Copy out the listing in full, exactly as written, but not its pictures.
begin
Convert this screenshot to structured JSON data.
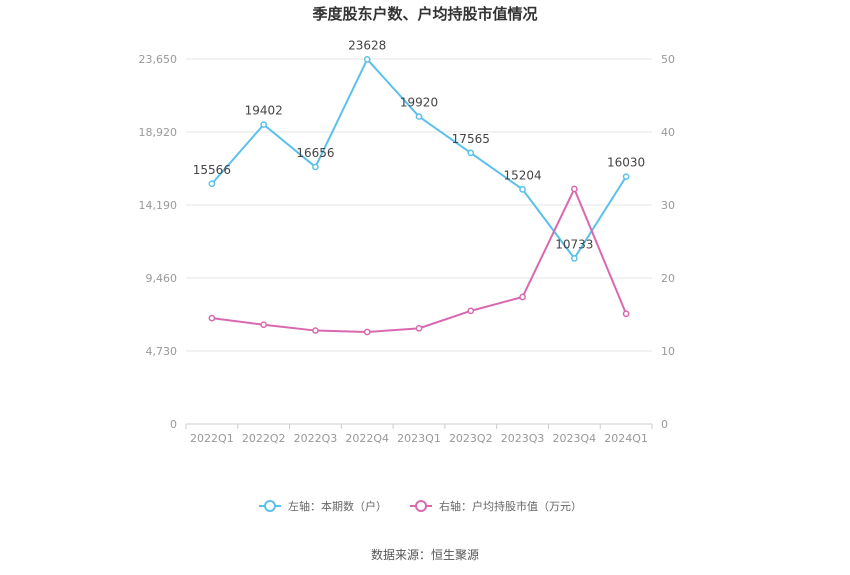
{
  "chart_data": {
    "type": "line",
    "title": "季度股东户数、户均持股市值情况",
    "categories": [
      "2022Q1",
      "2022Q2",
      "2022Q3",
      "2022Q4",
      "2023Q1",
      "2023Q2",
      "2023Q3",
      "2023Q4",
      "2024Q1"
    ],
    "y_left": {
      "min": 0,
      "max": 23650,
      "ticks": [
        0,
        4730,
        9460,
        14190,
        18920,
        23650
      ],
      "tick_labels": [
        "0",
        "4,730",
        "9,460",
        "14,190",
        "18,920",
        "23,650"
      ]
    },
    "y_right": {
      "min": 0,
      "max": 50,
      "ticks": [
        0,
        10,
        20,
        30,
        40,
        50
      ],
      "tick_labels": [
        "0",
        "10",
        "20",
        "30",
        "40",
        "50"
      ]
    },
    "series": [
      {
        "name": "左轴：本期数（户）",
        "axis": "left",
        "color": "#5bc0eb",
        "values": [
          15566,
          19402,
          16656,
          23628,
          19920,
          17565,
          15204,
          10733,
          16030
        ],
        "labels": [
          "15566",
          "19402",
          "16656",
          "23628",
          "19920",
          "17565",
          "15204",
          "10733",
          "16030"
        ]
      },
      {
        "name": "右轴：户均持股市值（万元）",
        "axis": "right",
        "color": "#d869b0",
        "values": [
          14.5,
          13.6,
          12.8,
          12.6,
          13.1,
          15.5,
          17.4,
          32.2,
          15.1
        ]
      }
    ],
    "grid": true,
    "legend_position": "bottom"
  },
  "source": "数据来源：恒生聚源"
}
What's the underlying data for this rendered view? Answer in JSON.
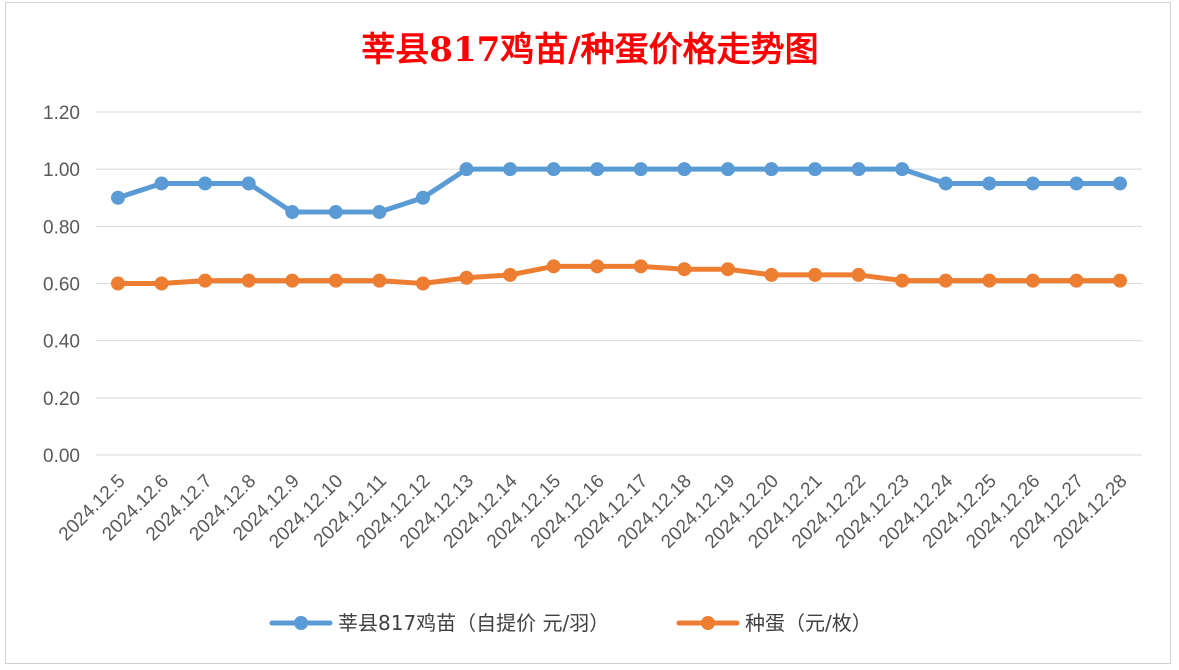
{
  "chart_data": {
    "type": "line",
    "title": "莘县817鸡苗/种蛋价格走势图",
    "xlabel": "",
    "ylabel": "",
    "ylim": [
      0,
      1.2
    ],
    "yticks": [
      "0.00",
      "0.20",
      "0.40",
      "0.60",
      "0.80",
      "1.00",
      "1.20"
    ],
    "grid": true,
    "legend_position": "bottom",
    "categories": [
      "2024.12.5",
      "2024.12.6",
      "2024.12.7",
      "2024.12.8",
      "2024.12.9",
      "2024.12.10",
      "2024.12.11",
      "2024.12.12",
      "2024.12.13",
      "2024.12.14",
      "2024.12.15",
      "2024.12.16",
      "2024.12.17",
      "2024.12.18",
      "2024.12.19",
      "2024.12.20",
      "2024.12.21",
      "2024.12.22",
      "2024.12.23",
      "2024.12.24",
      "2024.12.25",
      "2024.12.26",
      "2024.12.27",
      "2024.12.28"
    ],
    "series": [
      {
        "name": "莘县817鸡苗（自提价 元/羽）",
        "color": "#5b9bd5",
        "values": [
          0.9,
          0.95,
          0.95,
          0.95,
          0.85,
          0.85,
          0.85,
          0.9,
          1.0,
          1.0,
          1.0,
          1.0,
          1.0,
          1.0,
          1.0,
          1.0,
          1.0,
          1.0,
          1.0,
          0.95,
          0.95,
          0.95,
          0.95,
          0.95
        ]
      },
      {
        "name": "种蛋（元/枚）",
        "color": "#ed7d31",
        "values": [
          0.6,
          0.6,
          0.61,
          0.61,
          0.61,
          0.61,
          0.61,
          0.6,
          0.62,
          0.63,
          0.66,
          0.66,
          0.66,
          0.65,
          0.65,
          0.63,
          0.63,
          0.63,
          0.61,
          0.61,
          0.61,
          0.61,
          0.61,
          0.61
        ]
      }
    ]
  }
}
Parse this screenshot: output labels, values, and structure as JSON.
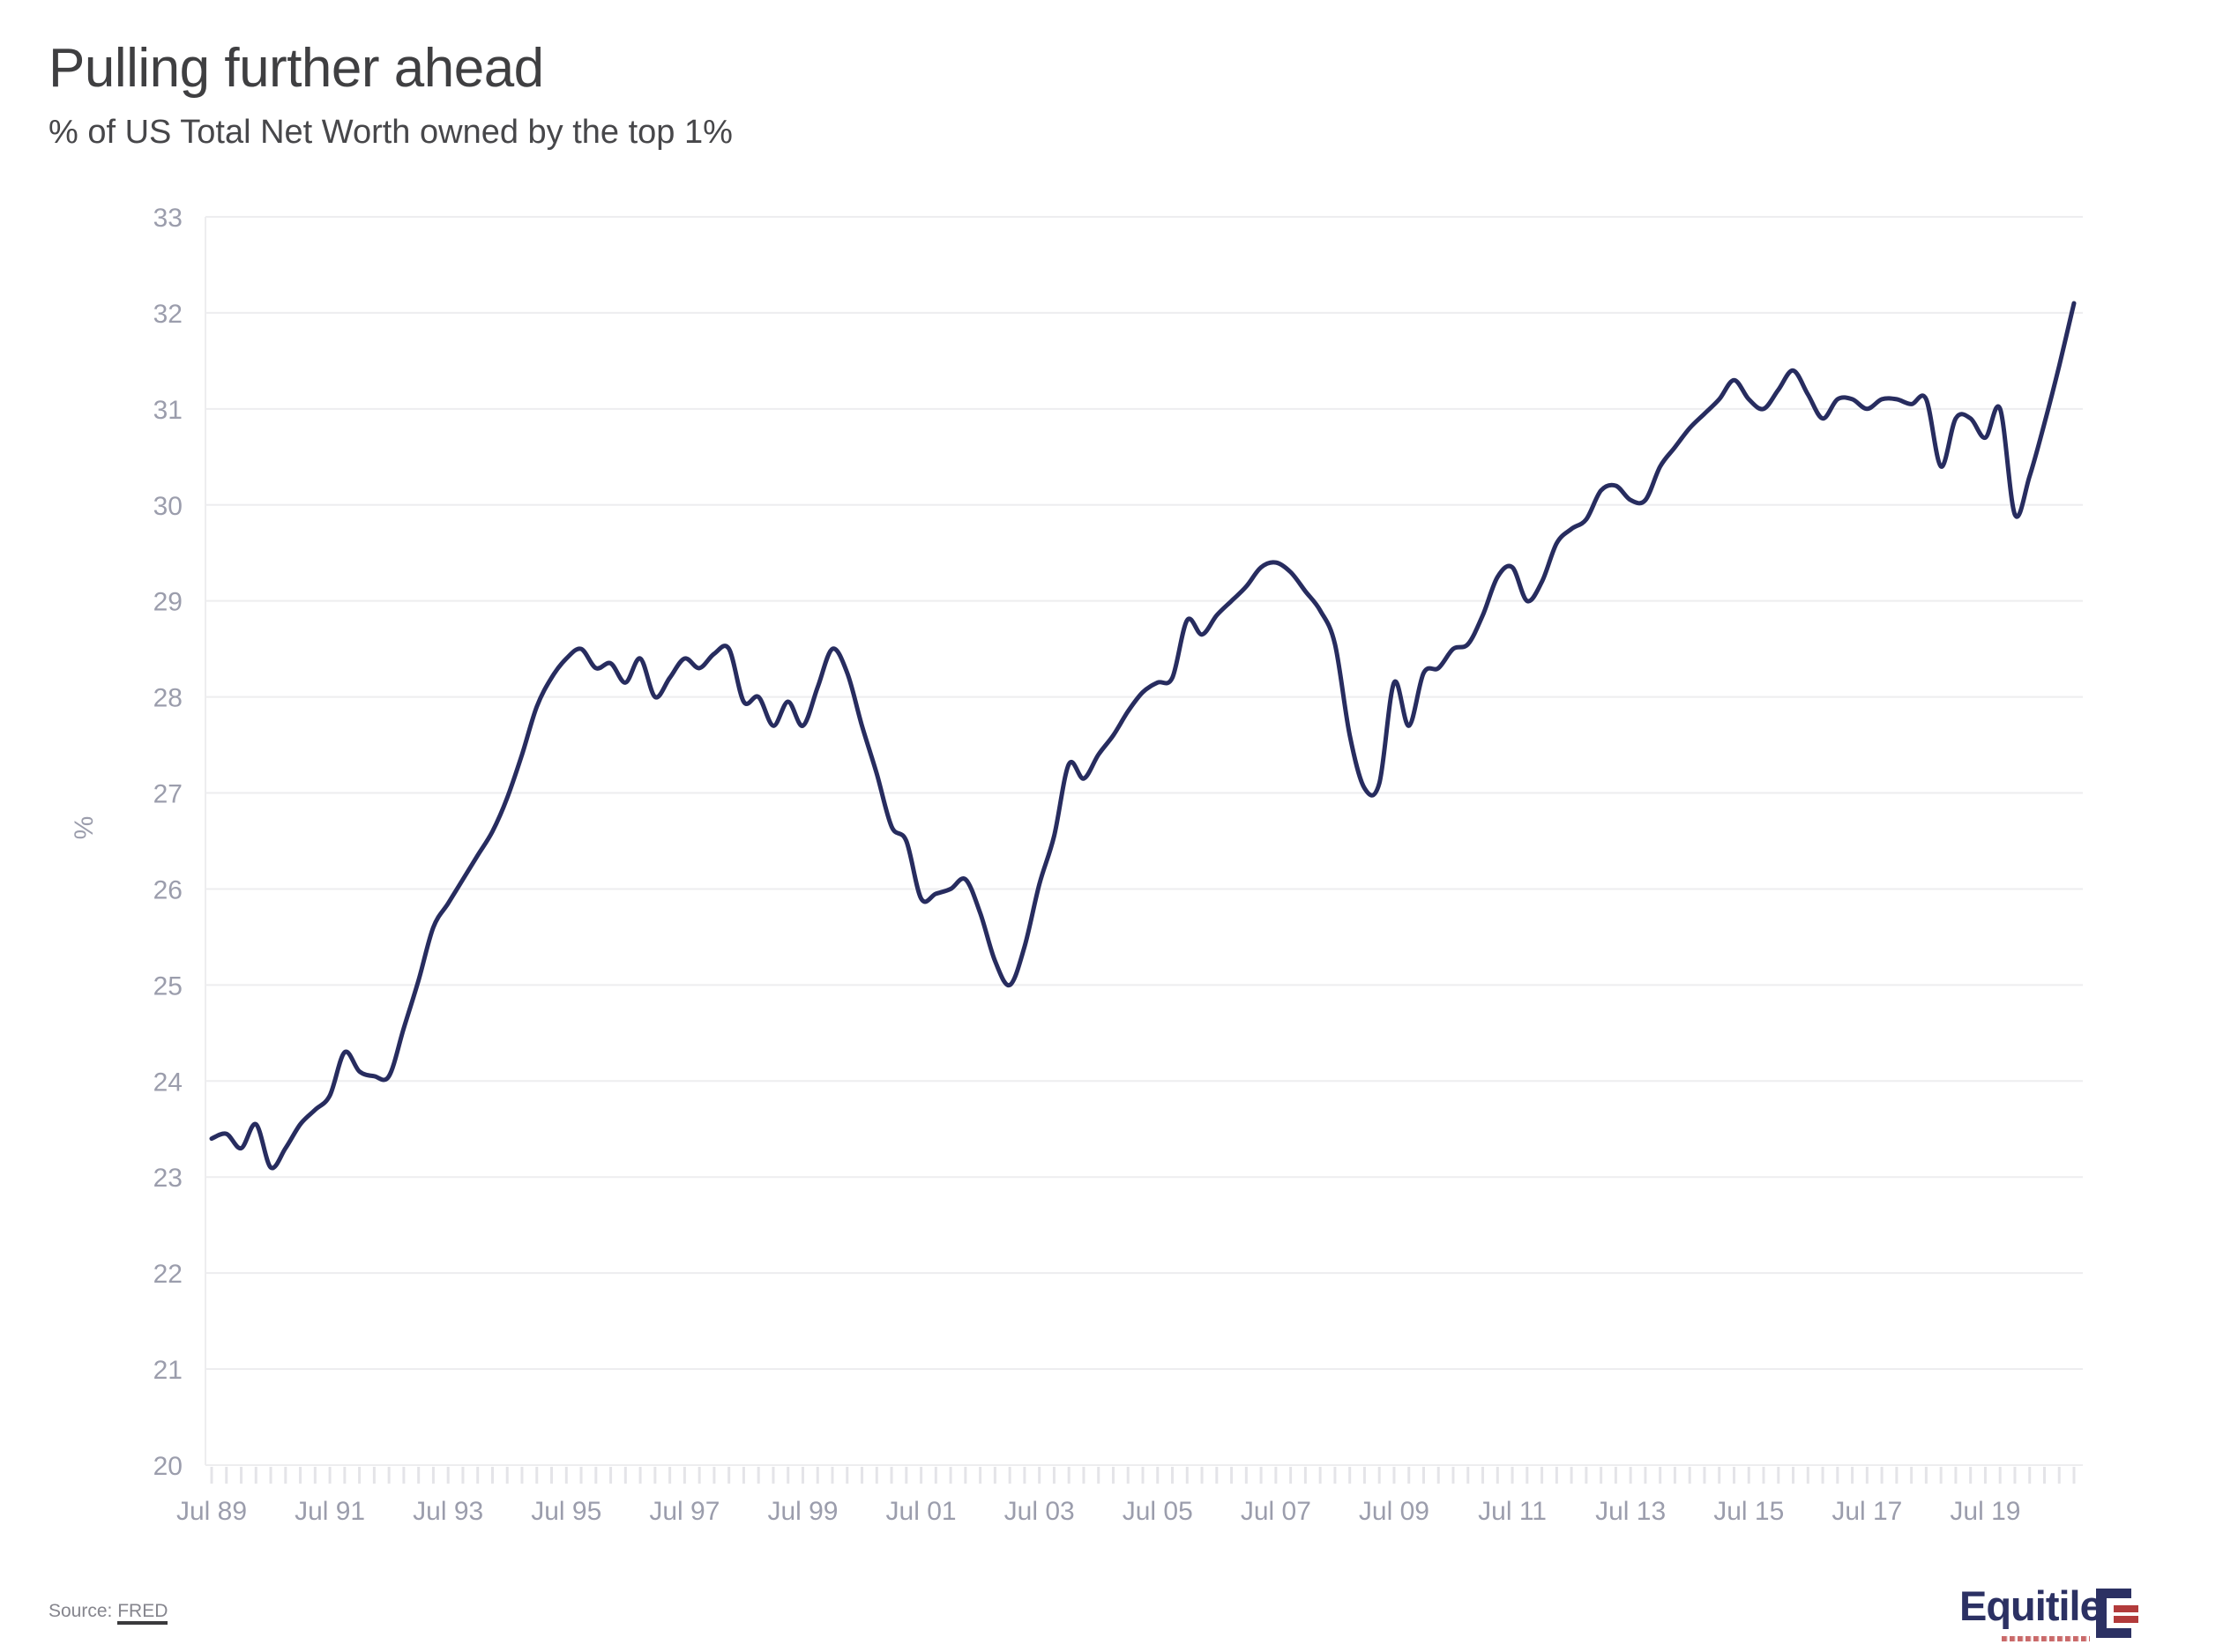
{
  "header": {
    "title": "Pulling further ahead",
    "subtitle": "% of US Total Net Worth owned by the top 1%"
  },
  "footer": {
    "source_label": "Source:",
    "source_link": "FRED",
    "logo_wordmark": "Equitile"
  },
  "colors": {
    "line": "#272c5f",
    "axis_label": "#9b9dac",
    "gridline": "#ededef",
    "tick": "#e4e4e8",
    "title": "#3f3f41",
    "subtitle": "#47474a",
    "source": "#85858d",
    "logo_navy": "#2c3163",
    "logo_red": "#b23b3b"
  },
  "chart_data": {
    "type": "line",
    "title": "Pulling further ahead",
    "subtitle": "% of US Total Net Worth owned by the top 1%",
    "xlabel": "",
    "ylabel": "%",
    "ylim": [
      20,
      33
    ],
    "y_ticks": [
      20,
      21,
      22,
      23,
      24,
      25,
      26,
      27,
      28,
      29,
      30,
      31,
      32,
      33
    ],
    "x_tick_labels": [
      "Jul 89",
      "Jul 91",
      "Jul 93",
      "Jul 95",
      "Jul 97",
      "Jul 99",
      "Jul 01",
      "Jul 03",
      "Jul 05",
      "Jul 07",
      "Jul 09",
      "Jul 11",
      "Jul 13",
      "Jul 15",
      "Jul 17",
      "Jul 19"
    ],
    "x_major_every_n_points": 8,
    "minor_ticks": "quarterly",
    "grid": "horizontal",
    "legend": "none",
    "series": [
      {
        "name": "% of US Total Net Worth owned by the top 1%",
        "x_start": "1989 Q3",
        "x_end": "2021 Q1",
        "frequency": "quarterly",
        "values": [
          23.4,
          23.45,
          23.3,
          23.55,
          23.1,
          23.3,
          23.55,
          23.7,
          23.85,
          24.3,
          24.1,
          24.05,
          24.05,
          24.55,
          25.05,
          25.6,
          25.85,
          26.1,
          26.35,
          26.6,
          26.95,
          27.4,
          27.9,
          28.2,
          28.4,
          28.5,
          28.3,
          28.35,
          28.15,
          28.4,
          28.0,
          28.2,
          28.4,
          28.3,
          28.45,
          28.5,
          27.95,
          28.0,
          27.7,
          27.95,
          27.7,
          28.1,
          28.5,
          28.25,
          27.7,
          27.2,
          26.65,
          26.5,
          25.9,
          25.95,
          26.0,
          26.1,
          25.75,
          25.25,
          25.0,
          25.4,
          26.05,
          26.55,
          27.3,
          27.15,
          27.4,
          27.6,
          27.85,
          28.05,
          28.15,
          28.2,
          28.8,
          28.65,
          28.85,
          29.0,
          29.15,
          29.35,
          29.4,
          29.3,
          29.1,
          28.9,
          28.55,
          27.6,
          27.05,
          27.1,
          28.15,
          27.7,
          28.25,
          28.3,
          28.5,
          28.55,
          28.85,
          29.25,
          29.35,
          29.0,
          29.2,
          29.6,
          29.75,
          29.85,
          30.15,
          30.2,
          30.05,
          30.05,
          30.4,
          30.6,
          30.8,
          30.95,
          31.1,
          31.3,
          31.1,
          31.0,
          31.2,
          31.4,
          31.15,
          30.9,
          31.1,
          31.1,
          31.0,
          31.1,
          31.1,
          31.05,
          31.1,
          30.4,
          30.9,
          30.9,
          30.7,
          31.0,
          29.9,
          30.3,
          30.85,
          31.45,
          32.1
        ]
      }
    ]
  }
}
end
## Full output
Convert this screenshot to structured JSON data.
{
  "chart_data": {
    "type": "line",
    "title": "季度股东户数、户均持股市值情况",
    "categories": [
      "2022Q1",
      "2022Q2",
      "2022Q3",
      "2022Q4",
      "2023Q1",
      "2023Q2",
      "2023Q3",
      "2023Q4",
      "2024Q1"
    ],
    "y_left": {
      "min": 0,
      "max": 23650,
      "ticks": [
        0,
        4730,
        9460,
        14190,
        18920,
        23650
      ],
      "tick_labels": [
        "0",
        "4,730",
        "9,460",
        "14,190",
        "18,920",
        "23,650"
      ]
    },
    "y_right": {
      "min": 0,
      "max": 50,
      "ticks": [
        0,
        10,
        20,
        30,
        40,
        50
      ],
      "tick_labels": [
        "0",
        "10",
        "20",
        "30",
        "40",
        "50"
      ]
    },
    "series": [
      {
        "name": "左轴：本期数（户）",
        "axis": "left",
        "color": "#5bc0eb",
        "values": [
          15566,
          19402,
          16656,
          23628,
          19920,
          17565,
          15204,
          10733,
          16030
        ],
        "labels": [
          "15566",
          "19402",
          "16656",
          "23628",
          "19920",
          "17565",
          "15204",
          "10733",
          "16030"
        ]
      },
      {
        "name": "右轴：户均持股市值（万元）",
        "axis": "right",
        "color": "#d869b0",
        "values": [
          14.5,
          13.6,
          12.8,
          12.6,
          13.1,
          15.5,
          17.4,
          32.2,
          15.1
        ]
      }
    ],
    "grid": true,
    "legend_position": "bottom"
  },
  "source": "数据来源：恒生聚源"
}
What's the underlying data for this rendered view? Answer in JSON.
{
  "chart_data": {
    "type": "line",
    "title": "莘县817鸡苗/种蛋价格走势图",
    "xlabel": "",
    "ylabel": "",
    "ylim": [
      0,
      1.2
    ],
    "yticks": [
      "0.00",
      "0.20",
      "0.40",
      "0.60",
      "0.80",
      "1.00",
      "1.20"
    ],
    "grid": true,
    "legend_position": "bottom",
    "categories": [
      "2024.12.5",
      "2024.12.6",
      "2024.12.7",
      "2024.12.8",
      "2024.12.9",
      "2024.12.10",
      "2024.12.11",
      "2024.12.12",
      "2024.12.13",
      "2024.12.14",
      "2024.12.15",
      "2024.12.16",
      "2024.12.17",
      "2024.12.18",
      "2024.12.19",
      "2024.12.20",
      "2024.12.21",
      "2024.12.22",
      "2024.12.23",
      "2024.12.24",
      "2024.12.25",
      "2024.12.26",
      "2024.12.27",
      "2024.12.28"
    ],
    "series": [
      {
        "name": "莘县817鸡苗（自提价 元/羽）",
        "color": "#5b9bd5",
        "values": [
          0.9,
          0.95,
          0.95,
          0.95,
          0.85,
          0.85,
          0.85,
          0.9,
          1.0,
          1.0,
          1.0,
          1.0,
          1.0,
          1.0,
          1.0,
          1.0,
          1.0,
          1.0,
          1.0,
          0.95,
          0.95,
          0.95,
          0.95,
          0.95
        ]
      },
      {
        "name": "种蛋（元/枚）",
        "color": "#ed7d31",
        "values": [
          0.6,
          0.6,
          0.61,
          0.61,
          0.61,
          0.61,
          0.61,
          0.6,
          0.62,
          0.63,
          0.66,
          0.66,
          0.66,
          0.65,
          0.65,
          0.63,
          0.63,
          0.63,
          0.61,
          0.61,
          0.61,
          0.61,
          0.61,
          0.61
        ]
      }
    ]
  }
}
Parse this screenshot: output labels, values, and structure as JSON.
{
  "header": {
    "title": "Pulling further ahead",
    "subtitle": "% of US Total Net Worth owned by the top 1%"
  },
  "footer": {
    "source_label": "Source:",
    "source_link": "FRED",
    "logo_wordmark": "Equitile"
  },
  "colors": {
    "line": "#272c5f",
    "axis_label": "#9b9dac",
    "gridline": "#ededef",
    "tick": "#e4e4e8",
    "title": "#3f3f41",
    "subtitle": "#47474a",
    "source": "#85858d",
    "logo_navy": "#2c3163",
    "logo_red": "#b23b3b"
  },
  "chart_data": {
    "type": "line",
    "title": "Pulling further ahead",
    "subtitle": "% of US Total Net Worth owned by the top 1%",
    "xlabel": "",
    "ylabel": "%",
    "ylim": [
      20,
      33
    ],
    "y_ticks": [
      20,
      21,
      22,
      23,
      24,
      25,
      26,
      27,
      28,
      29,
      30,
      31,
      32,
      33
    ],
    "x_tick_labels": [
      "Jul 89",
      "Jul 91",
      "Jul 93",
      "Jul 95",
      "Jul 97",
      "Jul 99",
      "Jul 01",
      "Jul 03",
      "Jul 05",
      "Jul 07",
      "Jul 09",
      "Jul 11",
      "Jul 13",
      "Jul 15",
      "Jul 17",
      "Jul 19"
    ],
    "x_major_every_n_points": 8,
    "minor_ticks": "quarterly",
    "grid": "horizontal",
    "legend": "none",
    "series": [
      {
        "name": "% of US Total Net Worth owned by the top 1%",
        "x_start": "1989 Q3",
        "x_end": "2021 Q1",
        "frequency": "quarterly",
        "values": [
          23.4,
          23.45,
          23.3,
          23.55,
          23.1,
          23.3,
          23.55,
          23.7,
          23.85,
          24.3,
          24.1,
          24.05,
          24.05,
          24.55,
          25.05,
          25.6,
          25.85,
          26.1,
          26.35,
          26.6,
          26.95,
          27.4,
          27.9,
          28.2,
          28.4,
          28.5,
          28.3,
          28.35,
          28.15,
          28.4,
          28.0,
          28.2,
          28.4,
          28.3,
          28.45,
          28.5,
          27.95,
          28.0,
          27.7,
          27.95,
          27.7,
          28.1,
          28.5,
          28.25,
          27.7,
          27.2,
          26.65,
          26.5,
          25.9,
          25.95,
          26.0,
          26.1,
          25.75,
          25.25,
          25.0,
          25.4,
          26.05,
          26.55,
          27.3,
          27.15,
          27.4,
          27.6,
          27.85,
          28.05,
          28.15,
          28.2,
          28.8,
          28.65,
          28.85,
          29.0,
          29.15,
          29.35,
          29.4,
          29.3,
          29.1,
          28.9,
          28.55,
          27.6,
          27.05,
          27.1,
          28.15,
          27.7,
          28.25,
          28.3,
          28.5,
          28.55,
          28.85,
          29.25,
          29.35,
          29.0,
          29.2,
          29.6,
          29.75,
          29.85,
          30.15,
          30.2,
          30.05,
          30.05,
          30.4,
          30.6,
          30.8,
          30.95,
          31.1,
          31.3,
          31.1,
          31.0,
          31.2,
          31.4,
          31.15,
          30.9,
          31.1,
          31.1,
          31.0,
          31.1,
          31.1,
          31.05,
          31.1,
          30.4,
          30.9,
          30.9,
          30.7,
          31.0,
          29.9,
          30.3,
          30.85,
          31.45,
          32.1
        ]
      }
    ]
  }
}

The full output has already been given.